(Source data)

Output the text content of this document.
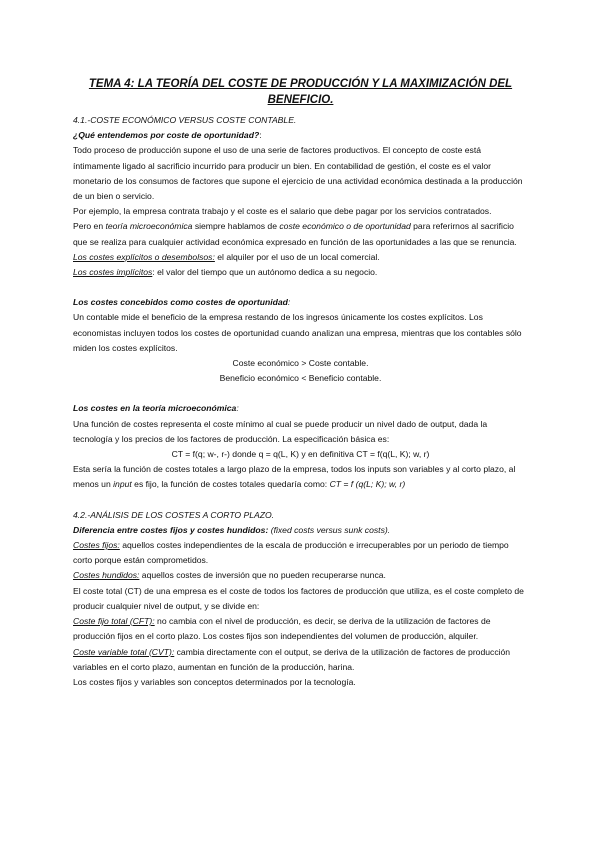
TEMA 4: LA TEORÍA DEL COSTE DE PRODUCCIÓN Y LA MAXIMIZACIÓN DEL BENEFICIO.

4.1.-COSTE ECONÓMICO VERSUS COSTE CONTABLE.

¿Qué entendemos por coste de oportunidad?:

Todo proceso de producción supone el uso de una serie de factores productivos. El concepto de coste está íntimamente ligado al sacrificio incurrido para producir un bien. En contabilidad de gestión, el coste es el valor monetario de los consumos de factores que supone el ejercicio de una actividad económica destinada a la producción de un bien o servicio.

Por ejemplo, la empresa contrata trabajo y el coste es el salario que debe pagar por los servicios contratados.

Pero en teoría microeconómica siempre hablamos de coste económico o de oportunidad para referirnos al sacrificio que se realiza para cualquier actividad económica expresado en función de las oportunidades a las que se renuncia.

Los costes explícitos o desembolsos: el alquiler por el uso de un local comercial.

Los costes implícitos: el valor del tiempo que un autónomo dedica a su negocio.

Los costes concebidos como costes de oportunidad:

Un contable mide el beneficio de la empresa restando de los ingresos únicamente los costes explícitos. Los economistas incluyen todos los costes de oportunidad cuando analizan una empresa, mientras que los contables sólo miden los costes explícitos.

Coste económico > Coste contable.

Beneficio económico < Beneficio contable.

Los costes en la teoría microeconómica:

Una función de costes representa el coste mínimo al cual se puede producir un nivel dado de output, dada la tecnología y los precios de los factores de producción. La especificación básica es:

CT = f(q; w-, r-) donde q = q(L, K) y en definitiva CT = f(q(L, K); w, r)

Esta sería la función de costes totales a largo plazo de la empresa, todos los inputs son variables y al corto plazo, al menos un input es fijo, la función de costes totales quedaría como: CT = f (q(L; K); w, r)

4.2.-ANÁLISIS DE LOS COSTES A CORTO PLAZO.

Diferencia entre costes fijos y costes hundidos: (fixed costs versus sunk costs).

Costes fijos: aquellos costes independientes de la escala de producción e irrecuperables por un periodo de tiempo corto porque están comprometidos.

Costes hundidos: aquellos costes de inversión que no pueden recuperarse nunca.

El coste total (CT) de una empresa es el coste de todos los factores de producción que utiliza, es el coste completo de producir cualquier nivel de output, y se divide en:

Coste fijo total (CFT): no cambia con el nivel de producción, es decir, se deriva de la utilización de factores de producción fijos en el corto plazo. Los costes fijos son independientes del volumen de producción, alquiler.

Coste variable total (CVT): cambia directamente con el output, se deriva de la utilización de factores de producción variables en el corto plazo, aumentan en función de la producción, harina.

Los costes fijos y variables son conceptos determinados por la tecnología.
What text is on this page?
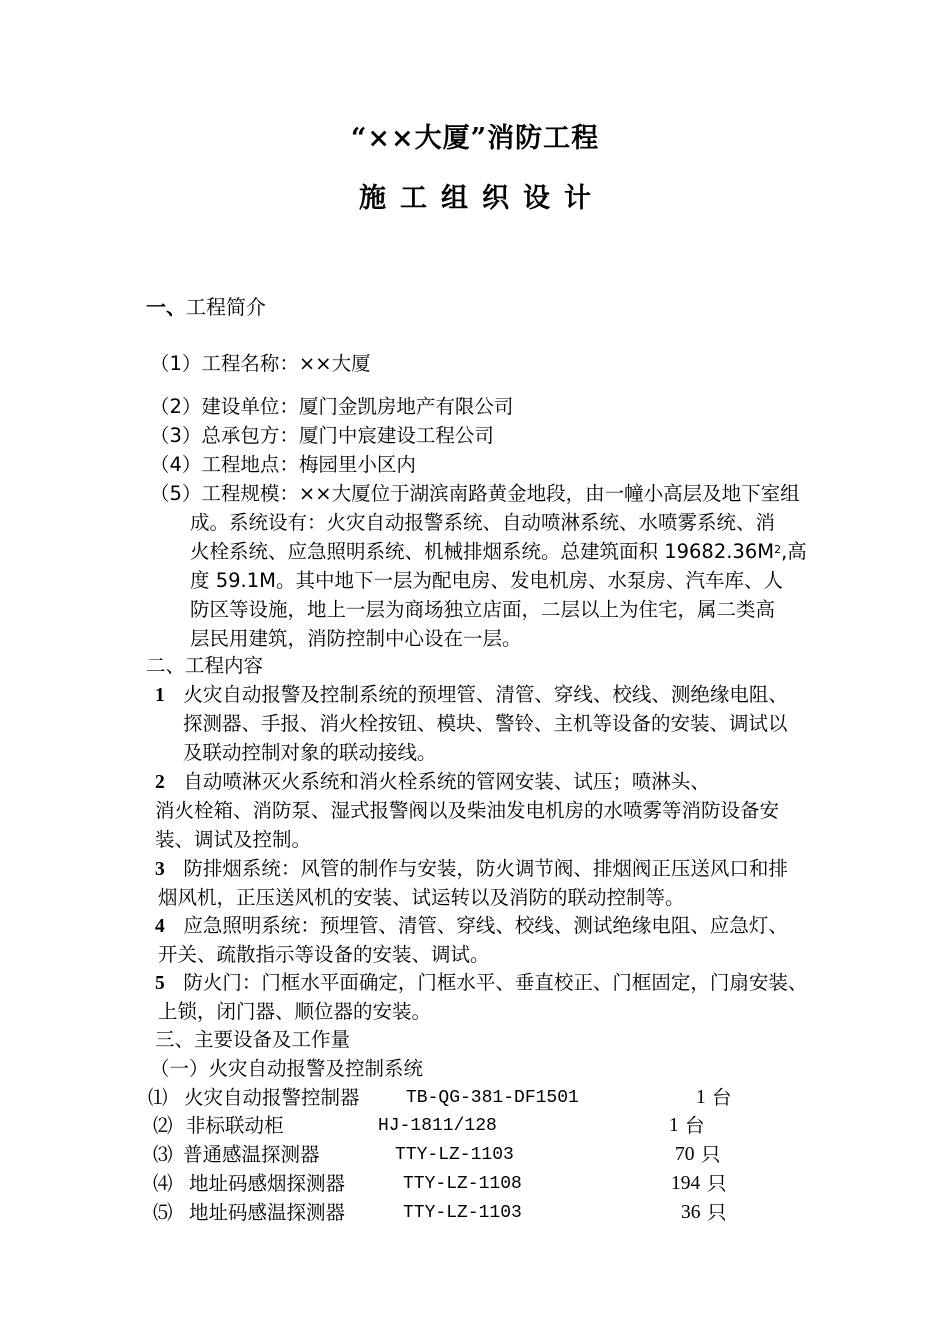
“××大厦”消防工程
施工组织设计
一、工程简介
（1）工程名称：××大厦
（2）建设单位：厦门金凯房地产有限公司
（3）总承包方：厦门中宸建设工程公司
（4）工程地点：梅园里小区内
（5）工程规模：××大厦位于湖滨南路黄金地段，由一幢小高层及地下室组
成。系统设有：火灾自动报警系统、自动喷淋系统、水喷雾系统、消
火栓系统、应急照明系统、机械排烟系统。总建筑面积 $19682.36M^2$,高
度 59.1M。其中地下一层为配电房、发电机房、水泵房、汽车库、人
防区等设施，地上一层为商场独立店面，二层以上为住宅，属二类高
层民用建筑，消防控制中心设在一层。
二、工程内容
1 火灾自动报警及控制系统的预埋管、清管、穿线、校线、测绝缘电阻、
探测器、手报、消火栓按钮、模块、警铃、主机等设备的安装、调试以
及联动控制对象的联动接线。
2 自动喷淋灭火系统和消火栓系统的管网安装、试压；喷淋头、
消火栓箱、消防泵、湿式报警阀以及柴油发电机房的水喷雾等消防设备安
装、调试及控制。
3 防排烟系统：风管的制作与安装，防火调节阀、排烟阀正压送风口和排
烟风机，正压送风机的安装、试运转以及消防的联动控制等。
4 应急照明系统：预埋管、清管、穿线、校线、测试绝缘电阻、应急灯、
开关、疏散指示等设备的安装、调试。
5 防火门：门框水平面确定，门框水平、垂直校正、门框固定，门扇安装、
上锁，闭门器、顺位器的安装。
三、主要设备及工作量
（一）火灾自动报警及控制系统
⑴ 火灾自动报警控制器	TB-QG-381-DF1501	1 台
⑵ 非标联动柜	HJ-1811/128	1 台
⑶ 普通感温探测器	TTY-LZ-1103	70 只
⑷ 地址码感烟探测器	TTY-LZ-1108	194 只
⑸ 地址码感温探测器	TTY-LZ-1103	36 只
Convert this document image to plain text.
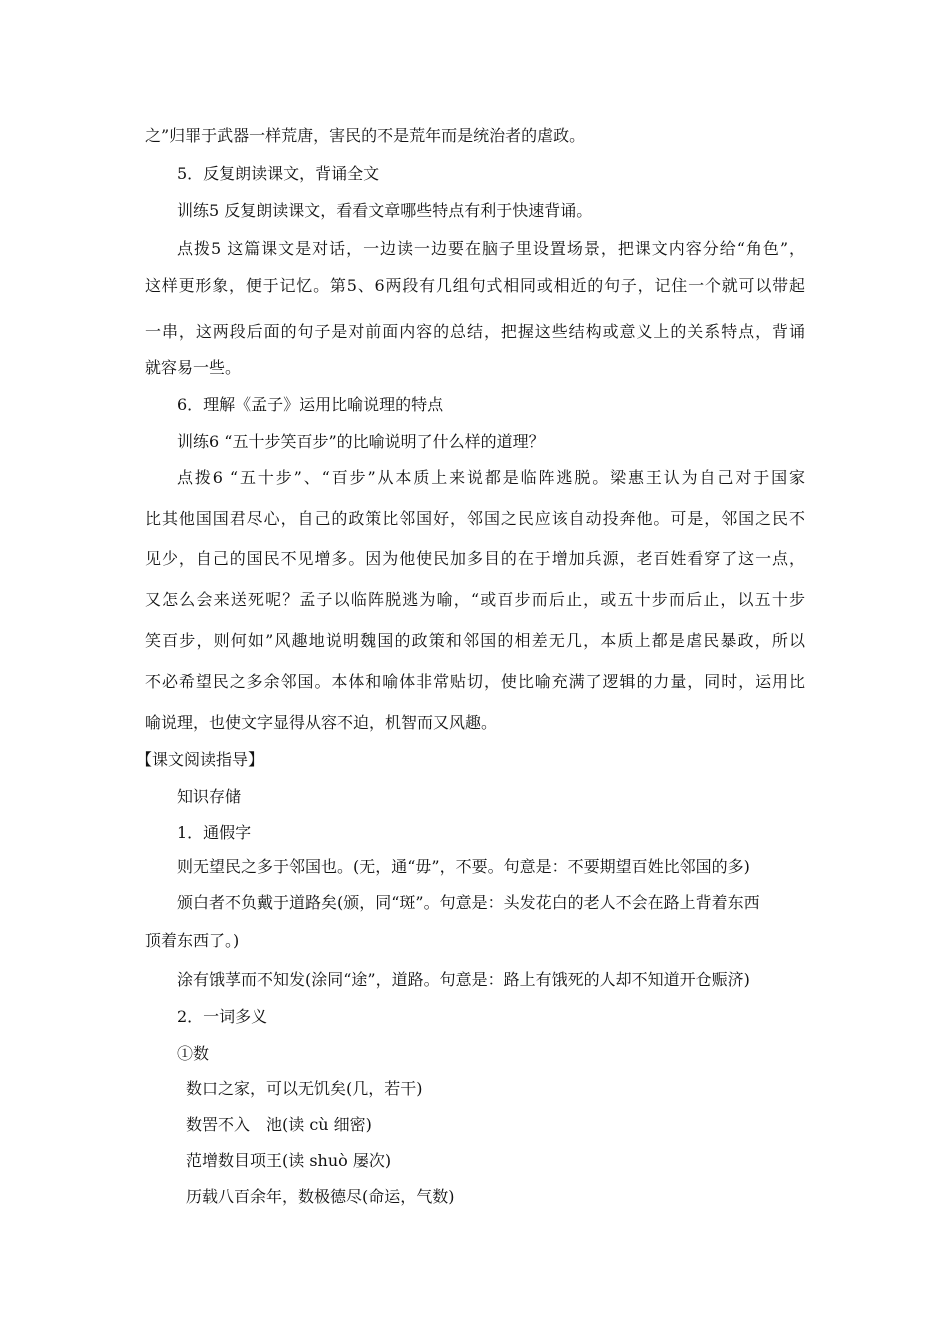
之”归罪于武器一样荒唐，害民的不是荒年而是统治者的虐政。

5．反复朗读课文，背诵全文

训练5 反复朗读课文，看看文章哪些特点有利于快速背诵。

点拨5 这篇课文是对话，一边读一边要在脑子里设置场景，把课文内容分给“角色”，

这样更形象，便于记忆。第5、6两段有几组句式相同或相近的句子，记住一个就可以带起

一串，这两段后面的句子是对前面内容的总结，把握这些结构或意义上的关系特点，背诵

就容易一些。

6．理解《孟子》运用比喻说理的特点

训练6 “五十步笑百步”的比喻说明了什么样的道理？

点拨6 “五十步”、“百步”从本质上来说都是临阵逃脱。梁惠王认为自己对于国家

比其他国国君尽心，自己的政策比邻国好，邻国之民应该自动投奔他。可是，邻国之民不

见少，自己的国民不见增多。因为他使民加多目的在于增加兵源，老百姓看穿了这一点，

又怎么会来送死呢？孟子以临阵脱逃为喻，“或百步而后止，或五十步而后止，以五十步

笑百步，则何如”风趣地说明魏国的政策和邻国的相差无几，本质上都是虐民暴政，所以

不必希望民之多余邻国。本体和喻体非常贴切，使比喻充满了逻辑的力量，同时，运用比

喻说理，也使文字显得从容不迫，机智而又风趣。

【课文阅读指导】

知识存储

1．通假字

则无望民之多于邻国也。(无，通“毋”，不要。句意是：不要期望百姓比邻国的多)

颁白者不负戴于道路矣(颁，同“斑”。句意是：头发花白的老人不会在路上背着东西

顶着东西了。)

涂有饿莩而不知发(涂同“途”，道路。句意是：路上有饿死的人却不知道开仓赈济)

2．一词多义

①数

数口之家，可以无饥矣(几，若干)

数罟不入　池(读 cù 细密)

范增数目项王(读 shuò 屡次)

历载八百余年，数极德尽(命运，气数)
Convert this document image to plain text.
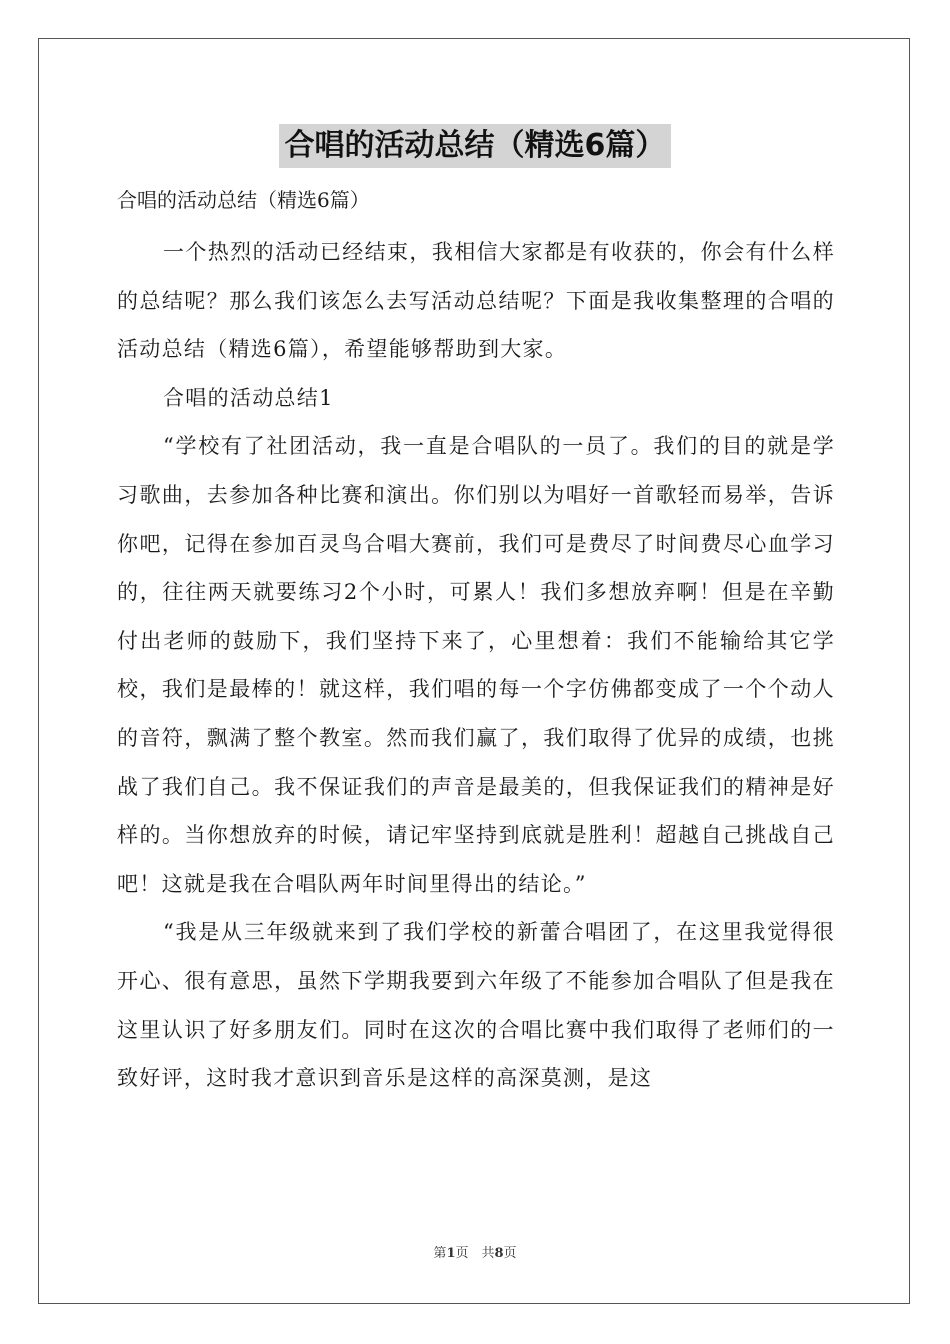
合唱的活动总结（精选6篇）
合唱的活动总结（精选6篇）

一个热烈的活动已经结束，我相信大家都是有收获的，你会有什么样的总结呢？那么我们该怎么去写活动总结呢？下面是我收集整理的合唱的活动总结（精选6篇），希望能够帮助到大家。

合唱的活动总结1

“学校有了社团活动，我一直是合唱队的一员了。我们的目的就是学习歌曲，去参加各种比赛和演出。你们别以为唱好一首歌轻而易举，告诉你吧，记得在参加百灵鸟合唱大赛前，我们可是费尽了时间费尽心血学习的，往往两天就要练习2个小时，可累人！我们多想放弃啊！但是在辛勤付出老师的鼓励下，我们坚持下来了，心里想着：我们不能输给其它学校，我们是最棒的！就这样，我们唱的每一个字仿佛都变成了一个个动人的音符，飘满了整个教室。然而我们赢了，我们取得了优异的成绩，也挑战了我们自己。我不保证我们的声音是最美的，但我保证我们的精神是好样的。当你想放弃的时候，请记牢坚持到底就是胜利！超越自己挑战自己吧！这就是我在合唱队两年时间里得出的结论。”

“我是从三年级就来到了我们学校的新蕾合唱团了，在这里我觉得很开心、很有意思，虽然下学期我要到六年级了不能参加合唱队了但是我在这里认识了好多朋友们。同时在这次的合唱比赛中我们取得了老师们的一致好评，这时我才意识到音乐是这样的高深莫测，是这

第1页　共8页
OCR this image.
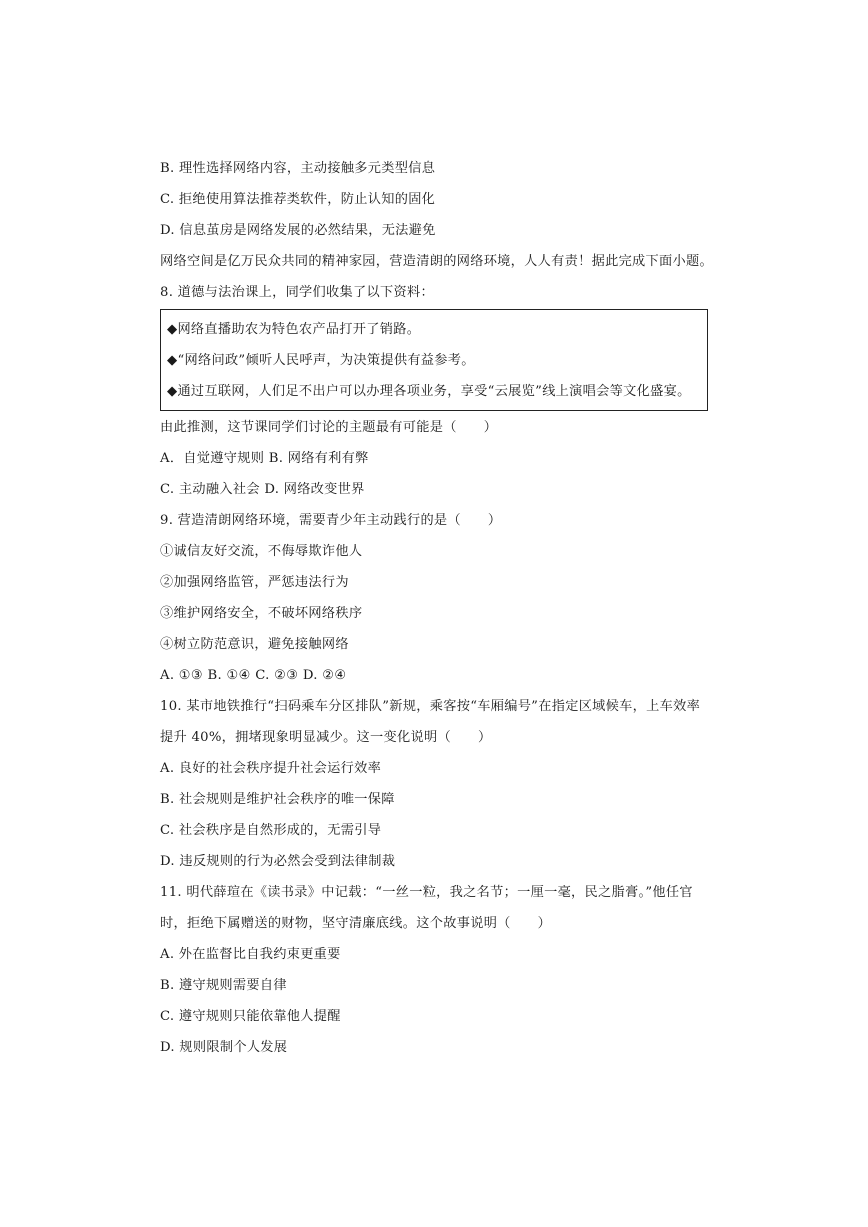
B. 理性选择网络内容，主动接触多元类型信息
C. 拒绝使用算法推荐类软件，防止认知的固化
D. 信息茧房是网络发展的必然结果，无法避免
网络空间是亿万民众共同的精神家园，营造清朗的网络环境，人人有责！据此完成下面小题。
8. 道德与法治课上，同学们收集了以下资料：
◆网络直播助农为特色农产品打开了销路。
◆“网络问政”倾听人民呼声，为决策提供有益参考。
◆通过互联网，人们足不出户可以办理各项业务，享受“云展览”线上演唱会等文化盛宴。
由此推测，这节课同学们讨论的主题最有可能是（　　）
A．自觉遵守规则 B. 网络有利有弊
C. 主动融入社会 D. 网络改变世界
9. 营造清朗网络环境，需要青少年主动践行的是（　　）
①诚信友好交流，不侮辱欺诈他人
②加强网络监管，严惩违法行为
③维护网络安全，不破坏网络秩序
④树立防范意识，避免接触网络
A. ①③ B. ①④ C. ②③ D. ②④
10. 某市地铁推行“扫码乘车分区排队”新规，乘客按“车厢编号”在指定区域候车，上车效率
提升 40%，拥堵现象明显减少。这一变化说明（　　）
A. 良好的社会秩序提升社会运行效率
B. 社会规则是维护社会秩序的唯一保障
C. 社会秩序是自然形成的，无需引导
D. 违反规则的行为必然会受到法律制裁
11. 明代薛瑄在《读书录》中记载：“一丝一粒，我之名节；一厘一毫，民之脂膏。”他任官
时，拒绝下属赠送的财物，坚守清廉底线。这个故事说明（　　）
A. 外在监督比自我约束更重要
B. 遵守规则需要自律
C. 遵守规则只能依靠他人提醒
D. 规则限制个人发展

WRITTEN TASK >>
Quote exactly the lines from the one that contains "OCR this image." through the end of the listing above, both ends included, leaving out the pictures.

RESULT BELOW >>
OCR this image.
B. 理性选择网络内容，主动接触多元类型信息
C. 拒绝使用算法推荐类软件，防止认知的固化
D. 信息茧房是网络发展的必然结果，无法避免
网络空间是亿万民众共同的精神家园，营造清朗的网络环境，人人有责！据此完成下面小题。
8. 道德与法治课上，同学们收集了以下资料：
◆网络直播助农为特色农产品打开了销路。
◆“网络问政”倾听人民呼声，为决策提供有益参考。
◆通过互联网，人们足不出户可以办理各项业务，享受“云展览”线上演唱会等文化盛宴。
由此推测，这节课同学们讨论的主题最有可能是（　　）
A．自觉遵守规则 B. 网络有利有弊
C. 主动融入社会 D. 网络改变世界
9. 营造清朗网络环境，需要青少年主动践行的是（　　）
①诚信友好交流，不侮辱欺诈他人
②加强网络监管，严惩违法行为
③维护网络安全，不破坏网络秩序
④树立防范意识，避免接触网络
A. ①③ B. ①④ C. ②③ D. ②④
10. 某市地铁推行“扫码乘车分区排队”新规，乘客按“车厢编号”在指定区域候车，上车效率
提升 40%，拥堵现象明显减少。这一变化说明（　　）
A. 良好的社会秩序提升社会运行效率
B. 社会规则是维护社会秩序的唯一保障
C. 社会秩序是自然形成的，无需引导
D. 违反规则的行为必然会受到法律制裁
11. 明代薛瑄在《读书录》中记载：“一丝一粒，我之名节；一厘一毫，民之脂膏。”他任官
时，拒绝下属赠送的财物，坚守清廉底线。这个故事说明（　　）
A. 外在监督比自我约束更重要
B. 遵守规则需要自律
C. 遵守规则只能依靠他人提醒
D. 规则限制个人发展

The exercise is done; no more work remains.